• **Records for this exercise**:
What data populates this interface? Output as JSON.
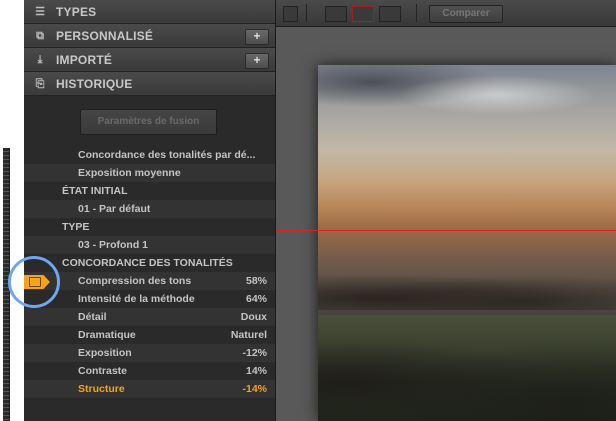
{
  "panel": {
    "sections": [
      {
        "label": "TYPES",
        "icon": "list-icon"
      },
      {
        "label": "PERSONNALISÉ",
        "icon": "preset-icon",
        "plus": "+"
      },
      {
        "label": "IMPORTÉ",
        "icon": "import-icon",
        "plus": "+"
      },
      {
        "label": "HISTORIQUE",
        "icon": "history-icon"
      }
    ],
    "fusion_button": "Paramètres de fusion",
    "history": [
      {
        "text": "Concordance des tonalités par dé...",
        "value": ""
      },
      {
        "text": "Exposition moyenne",
        "value": ""
      },
      {
        "text": "ÉTAT INITIAL",
        "value": ""
      },
      {
        "text": "01 - Par défaut",
        "value": ""
      },
      {
        "text": "TYPE",
        "value": ""
      },
      {
        "text": "03 - Profond 1",
        "value": ""
      },
      {
        "text": "CONCORDANCE DES TONALITÉS",
        "value": ""
      },
      {
        "text": "Compression des tons",
        "value": "58%"
      },
      {
        "text": "Intensité de la méthode",
        "value": "64%"
      },
      {
        "text": "Détail",
        "value": "Doux"
      },
      {
        "text": "Dramatique",
        "value": "Naturel"
      },
      {
        "text": "Exposition",
        "value": "-12%"
      },
      {
        "text": "Contraste",
        "value": "14%"
      },
      {
        "text": "Structure",
        "value": "-14%"
      }
    ]
  },
  "toolbar": {
    "compare_label": "Comparer"
  },
  "colors": {
    "accent": "#f5a21c",
    "highlight": "#6fa6ee",
    "guide": "#d82424"
  }
}
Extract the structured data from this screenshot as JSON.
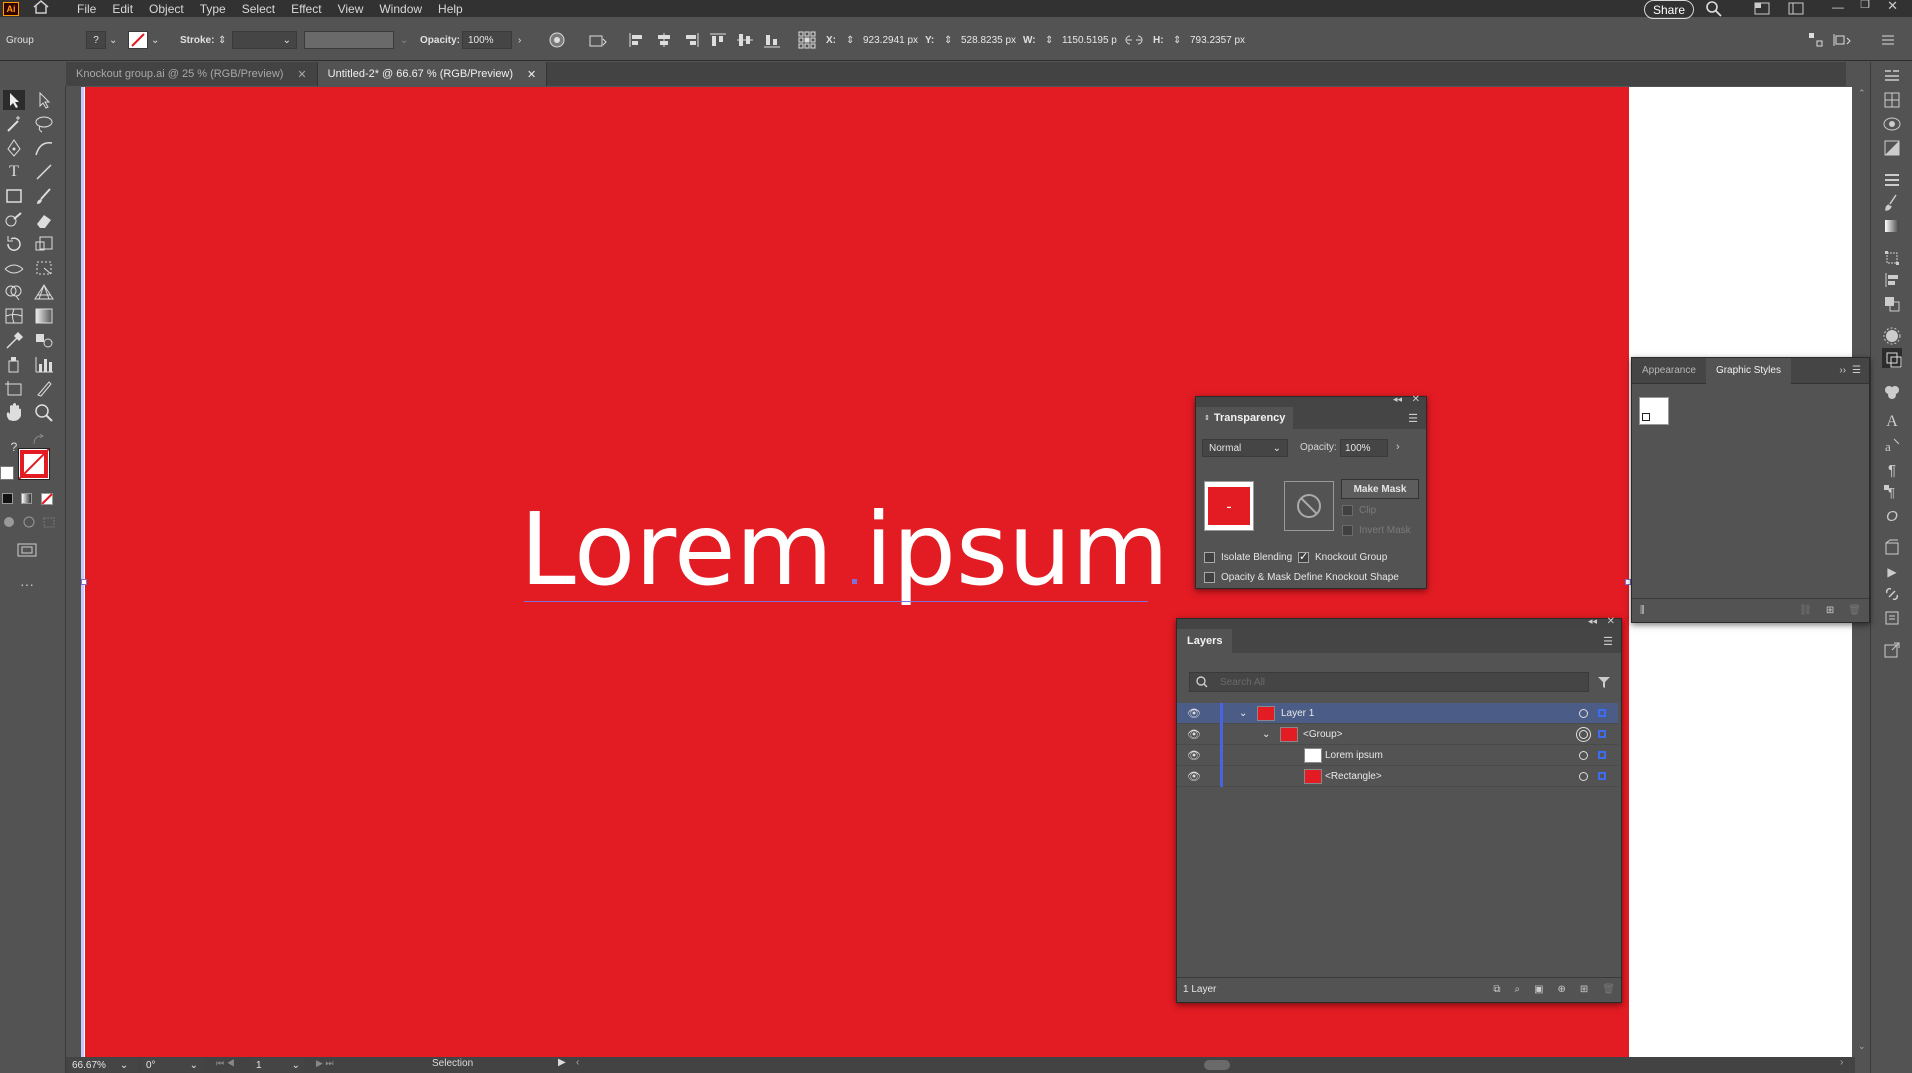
{
  "app": {
    "logo_text": "Ai"
  },
  "menu": [
    "File",
    "Edit",
    "Object",
    "Type",
    "Select",
    "Effect",
    "View",
    "Window",
    "Help"
  ],
  "share_label": "Share",
  "control": {
    "selection_type": "Group",
    "stroke_label": "Stroke:",
    "opacity_label": "Opacity:",
    "opacity_value": "100%",
    "x_label": "X:",
    "x_value": "923.2941 px",
    "y_label": "Y:",
    "y_value": "528.8235 px",
    "w_label": "W:",
    "w_value": "1150.5195 p",
    "h_label": "H:",
    "h_value": "793.2357 px"
  },
  "tabs": [
    {
      "label": "Knockout group.ai @ 25 % (RGB/Preview)",
      "active": false
    },
    {
      "label": "Untitled-2* @ 66.67 % (RGB/Preview)",
      "active": true
    }
  ],
  "canvas": {
    "text": "Lorem ipsum",
    "rect_color": "#e31b23"
  },
  "appearance_panel": {
    "tabs": [
      "Appearance",
      "Graphic Styles"
    ]
  },
  "transparency": {
    "title": "Transparency",
    "blend_mode": "Normal",
    "opacity_label": "Opacity:",
    "opacity_value": "100%",
    "make_mask": "Make Mask",
    "clip": "Clip",
    "invert_mask": "Invert Mask",
    "isolate_blending": "Isolate Blending",
    "isolate_checked": false,
    "knockout_group": "Knockout Group",
    "knockout_checked": true,
    "opacity_mask_define": "Opacity & Mask Define Knockout Shape",
    "opacity_mask_checked": false
  },
  "layers": {
    "title": "Layers",
    "search_placeholder": "Search All",
    "rows": [
      {
        "name": "Layer 1"
      },
      {
        "name": "<Group>"
      },
      {
        "name": "Lorem ipsum"
      },
      {
        "name": "<Rectangle>"
      }
    ],
    "footer": "1 Layer"
  },
  "status": {
    "zoom": "66.67%",
    "rotation": "0°",
    "artboard": "1",
    "tool": "Selection"
  }
}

• **Your objective**: Every line is to be duplicated exactly, though pictures stay out.

• **Task response**:
What data populates this interface? Output as JSON.
{
  "panel": {
    "sections": [
      {
        "label": "TYPES",
        "icon": "list-icon"
      },
      {
        "label": "PERSONNALISÉ",
        "icon": "preset-icon",
        "plus": "+"
      },
      {
        "label": "IMPORTÉ",
        "icon": "import-icon",
        "plus": "+"
      },
      {
        "label": "HISTORIQUE",
        "icon": "history-icon"
      }
    ],
    "fusion_button": "Paramètres de fusion",
    "history": [
      {
        "text": "Concordance des tonalités par dé...",
        "value": ""
      },
      {
        "text": "Exposition moyenne",
        "value": ""
      },
      {
        "text": "ÉTAT INITIAL",
        "value": ""
      },
      {
        "text": "01 - Par défaut",
        "value": ""
      },
      {
        "text": "TYPE",
        "value": ""
      },
      {
        "text": "03 - Profond 1",
        "value": ""
      },
      {
        "text": "CONCORDANCE DES TONALITÉS",
        "value": ""
      },
      {
        "text": "Compression des tons",
        "value": "58%"
      },
      {
        "text": "Intensité de la méthode",
        "value": "64%"
      },
      {
        "text": "Détail",
        "value": "Doux"
      },
      {
        "text": "Dramatique",
        "value": "Naturel"
      },
      {
        "text": "Exposition",
        "value": "-12%"
      },
      {
        "text": "Contraste",
        "value": "14%"
      },
      {
        "text": "Structure",
        "value": "-14%"
      }
    ]
  },
  "toolbar": {
    "compare_label": "Comparer"
  },
  "colors": {
    "accent": "#f5a21c",
    "highlight": "#6fa6ee",
    "guide": "#d82424"
  }
}
Extract the structured data from this screenshot as JSON.
{
  "app": {
    "logo_text": "Ai"
  },
  "menu": [
    "File",
    "Edit",
    "Object",
    "Type",
    "Select",
    "Effect",
    "View",
    "Window",
    "Help"
  ],
  "share_label": "Share",
  "control": {
    "selection_type": "Group",
    "stroke_label": "Stroke:",
    "opacity_label": "Opacity:",
    "opacity_value": "100%",
    "x_label": "X:",
    "x_value": "923.2941 px",
    "y_label": "Y:",
    "y_value": "528.8235 px",
    "w_label": "W:",
    "w_value": "1150.5195 p",
    "h_label": "H:",
    "h_value": "793.2357 px"
  },
  "tabs": [
    {
      "label": "Knockout group.ai @ 25 % (RGB/Preview)",
      "active": false
    },
    {
      "label": "Untitled-2* @ 66.67 % (RGB/Preview)",
      "active": true
    }
  ],
  "canvas": {
    "text": "Lorem ipsum",
    "rect_color": "#e31b23"
  },
  "appearance_panel": {
    "tabs": [
      "Appearance",
      "Graphic Styles"
    ]
  },
  "transparency": {
    "title": "Transparency",
    "blend_mode": "Normal",
    "opacity_label": "Opacity:",
    "opacity_value": "100%",
    "make_mask": "Make Mask",
    "clip": "Clip",
    "invert_mask": "Invert Mask",
    "isolate_blending": "Isolate Blending",
    "isolate_checked": false,
    "knockout_group": "Knockout Group",
    "knockout_checked": true,
    "opacity_mask_define": "Opacity & Mask Define Knockout Shape",
    "opacity_mask_checked": false
  },
  "layers": {
    "title": "Layers",
    "search_placeholder": "Search All",
    "rows": [
      {
        "name": "Layer 1"
      },
      {
        "name": "<Group>"
      },
      {
        "name": "Lorem ipsum"
      },
      {
        "name": "<Rectangle>"
      }
    ],
    "footer": "1 Layer"
  },
  "status": {
    "zoom": "66.67%",
    "rotation": "0°",
    "artboard": "1",
    "tool": "Selection"
  }
}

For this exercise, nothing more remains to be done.